• **Records shown**
* * * * * * * * *

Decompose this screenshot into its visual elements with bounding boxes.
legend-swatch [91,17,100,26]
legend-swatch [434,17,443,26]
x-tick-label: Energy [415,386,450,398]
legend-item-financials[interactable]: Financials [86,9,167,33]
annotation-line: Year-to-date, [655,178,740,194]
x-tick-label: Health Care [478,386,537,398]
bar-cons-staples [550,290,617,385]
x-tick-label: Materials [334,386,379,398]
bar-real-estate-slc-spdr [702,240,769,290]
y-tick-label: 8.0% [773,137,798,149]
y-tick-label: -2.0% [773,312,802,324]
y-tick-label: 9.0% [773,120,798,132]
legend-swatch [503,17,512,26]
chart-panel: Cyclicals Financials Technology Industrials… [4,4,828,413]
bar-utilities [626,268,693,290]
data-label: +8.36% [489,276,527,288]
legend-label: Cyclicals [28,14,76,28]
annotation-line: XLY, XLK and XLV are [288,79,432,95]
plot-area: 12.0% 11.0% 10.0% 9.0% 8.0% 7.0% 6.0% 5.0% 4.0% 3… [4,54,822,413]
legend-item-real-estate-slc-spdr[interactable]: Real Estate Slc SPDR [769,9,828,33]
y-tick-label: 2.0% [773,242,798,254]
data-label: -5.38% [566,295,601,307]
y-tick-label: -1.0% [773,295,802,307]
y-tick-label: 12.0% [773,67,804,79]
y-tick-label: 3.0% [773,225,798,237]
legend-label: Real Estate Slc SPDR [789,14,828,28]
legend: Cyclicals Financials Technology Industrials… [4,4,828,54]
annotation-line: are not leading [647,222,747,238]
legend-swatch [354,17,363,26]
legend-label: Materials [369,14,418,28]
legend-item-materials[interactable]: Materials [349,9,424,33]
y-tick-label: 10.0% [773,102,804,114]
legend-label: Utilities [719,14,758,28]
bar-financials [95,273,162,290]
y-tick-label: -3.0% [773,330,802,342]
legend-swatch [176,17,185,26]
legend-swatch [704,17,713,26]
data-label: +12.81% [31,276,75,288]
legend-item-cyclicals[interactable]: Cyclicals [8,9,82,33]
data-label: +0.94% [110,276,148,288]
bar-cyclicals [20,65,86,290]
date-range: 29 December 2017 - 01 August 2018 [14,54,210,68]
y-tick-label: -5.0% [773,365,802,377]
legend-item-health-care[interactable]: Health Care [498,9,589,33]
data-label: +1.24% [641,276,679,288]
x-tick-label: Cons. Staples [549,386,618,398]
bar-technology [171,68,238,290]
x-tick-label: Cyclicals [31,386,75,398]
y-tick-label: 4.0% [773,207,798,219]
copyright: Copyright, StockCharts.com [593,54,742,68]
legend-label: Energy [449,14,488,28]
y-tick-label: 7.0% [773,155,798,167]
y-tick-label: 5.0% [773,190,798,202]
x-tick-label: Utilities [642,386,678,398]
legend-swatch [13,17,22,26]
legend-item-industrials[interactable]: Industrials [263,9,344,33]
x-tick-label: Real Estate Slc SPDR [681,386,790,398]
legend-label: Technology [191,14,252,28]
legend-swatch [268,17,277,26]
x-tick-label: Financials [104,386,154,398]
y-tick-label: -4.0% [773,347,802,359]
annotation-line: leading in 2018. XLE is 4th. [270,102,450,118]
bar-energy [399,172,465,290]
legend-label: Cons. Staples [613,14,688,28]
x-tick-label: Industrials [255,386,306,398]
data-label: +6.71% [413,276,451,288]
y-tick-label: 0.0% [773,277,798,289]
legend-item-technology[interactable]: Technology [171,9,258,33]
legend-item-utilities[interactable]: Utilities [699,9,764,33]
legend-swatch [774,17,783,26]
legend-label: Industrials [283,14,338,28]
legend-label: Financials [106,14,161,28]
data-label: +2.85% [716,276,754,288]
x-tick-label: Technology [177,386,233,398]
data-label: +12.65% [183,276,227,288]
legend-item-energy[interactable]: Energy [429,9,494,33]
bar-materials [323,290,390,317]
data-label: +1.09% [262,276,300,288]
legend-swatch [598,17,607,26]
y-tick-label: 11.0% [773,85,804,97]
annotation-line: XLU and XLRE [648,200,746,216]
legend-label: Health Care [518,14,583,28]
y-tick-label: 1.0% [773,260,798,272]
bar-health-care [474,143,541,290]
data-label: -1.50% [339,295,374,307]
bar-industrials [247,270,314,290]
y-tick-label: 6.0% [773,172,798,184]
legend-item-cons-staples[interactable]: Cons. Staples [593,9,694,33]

* * * * * * * * *

• **Exercise task**
Rewrite the items above, replacing every "Cons. Staples" with "Consumer Staples" and keeping everything else the same.

• **Solution to this exercise**
Decompose this screenshot into its visual elements with bounding boxes.
legend-swatch [91,17,100,26]
legend-swatch [434,17,443,26]
x-tick-label: Energy [415,386,450,398]
legend-item-financials[interactable]: Financials [86,9,167,33]
annotation-line: Year-to-date, [655,178,740,194]
x-tick-label: Health Care [478,386,537,398]
bar-cons-staples [550,290,617,385]
x-tick-label: Materials [334,386,379,398]
bar-real-estate-slc-spdr [702,240,769,290]
y-tick-label: 8.0% [773,137,798,149]
y-tick-label: -2.0% [773,312,802,324]
y-tick-label: 9.0% [773,120,798,132]
legend-swatch [503,17,512,26]
chart-panel: Cyclicals Financials Technology Industrials… [4,4,828,413]
bar-utilities [626,268,693,290]
data-label: +8.36% [489,276,527,288]
legend-label: Cyclicals [28,14,76,28]
annotation-line: XLY, XLK and XLV are [288,79,432,95]
plot-area: 12.0% 11.0% 10.0% 9.0% 8.0% 7.0% 6.0% 5.0% 4.0% 3… [4,54,822,413]
legend-item-real-estate-slc-spdr[interactable]: Real Estate Slc SPDR [769,9,828,33]
y-tick-label: 2.0% [773,242,798,254]
data-label: -5.38% [566,295,601,307]
y-tick-label: -1.0% [773,295,802,307]
y-tick-label: 12.0% [773,67,804,79]
y-tick-label: 3.0% [773,225,798,237]
legend-label: Real Estate Slc SPDR [789,14,828,28]
legend: Cyclicals Financials Technology Industrials… [4,4,828,54]
annotation-line: are not leading [647,222,747,238]
legend-swatch [354,17,363,26]
legend-label: Materials [369,14,418,28]
legend-item-materials[interactable]: Materials [349,9,424,33]
y-tick-label: 10.0% [773,102,804,114]
legend-label: Utilities [719,14,758,28]
bar-financials [95,273,162,290]
y-tick-label: -3.0% [773,330,802,342]
legend-swatch [176,17,185,26]
legend-swatch [704,17,713,26]
data-label: +12.81% [31,276,75,288]
legend-item-cyclicals[interactable]: Cyclicals [8,9,82,33]
data-label: +0.94% [110,276,148,288]
bar-cyclicals [20,65,86,290]
date-range: 29 December 2017 - 01 August 2018 [14,54,210,68]
y-tick-label: -5.0% [773,365,802,377]
legend-item-health-care[interactable]: Health Care [498,9,589,33]
data-label: +1.24% [641,276,679,288]
x-tick-label: Consumer Staples [549,386,618,398]
bar-technology [171,68,238,290]
x-tick-label: Cyclicals [31,386,75,398]
y-tick-label: 4.0% [773,207,798,219]
copyright: Copyright, StockCharts.com [593,54,742,68]
legend-label: Energy [449,14,488,28]
y-tick-label: 7.0% [773,155,798,167]
y-tick-label: 5.0% [773,190,798,202]
x-tick-label: Utilities [642,386,678,398]
legend-swatch [13,17,22,26]
legend-item-industrials[interactable]: Industrials [263,9,344,33]
x-tick-label: Real Estate Slc SPDR [681,386,790,398]
legend-label: Technology [191,14,252,28]
legend-swatch [268,17,277,26]
x-tick-label: Financials [104,386,154,398]
y-tick-label: -4.0% [773,347,802,359]
annotation-line: leading in 2018. XLE is 4th. [270,102,450,118]
bar-energy [399,172,465,290]
legend-label: Consumer Staples [613,14,688,28]
x-tick-label: Industrials [255,386,306,398]
data-label: +6.71% [413,276,451,288]
y-tick-label: 0.0% [773,277,798,289]
legend-item-technology[interactable]: Technology [171,9,258,33]
legend-item-utilities[interactable]: Utilities [699,9,764,33]
legend-swatch [774,17,783,26]
legend-label: Industrials [283,14,338,28]
legend-label: Financials [106,14,161,28]
data-label: +2.85% [716,276,754,288]
x-tick-label: Technology [177,386,233,398]
data-label: +12.65% [183,276,227,288]
legend-item-energy[interactable]: Energy [429,9,494,33]
bar-materials [323,290,390,317]
data-label: +1.09% [262,276,300,288]
legend-swatch [598,17,607,26]
y-tick-label: 11.0% [773,85,804,97]
annotation-line: XLU and XLRE [648,200,746,216]
legend-label: Health Care [518,14,583,28]
y-tick-label: 1.0% [773,260,798,272]
bar-health-care [474,143,541,290]
data-label: -1.50% [339,295,374,307]
bar-industrials [247,270,314,290]
y-tick-label: 6.0% [773,172,798,184]
legend-item-cons-staples[interactable]: Consumer Staples [593,9,694,33]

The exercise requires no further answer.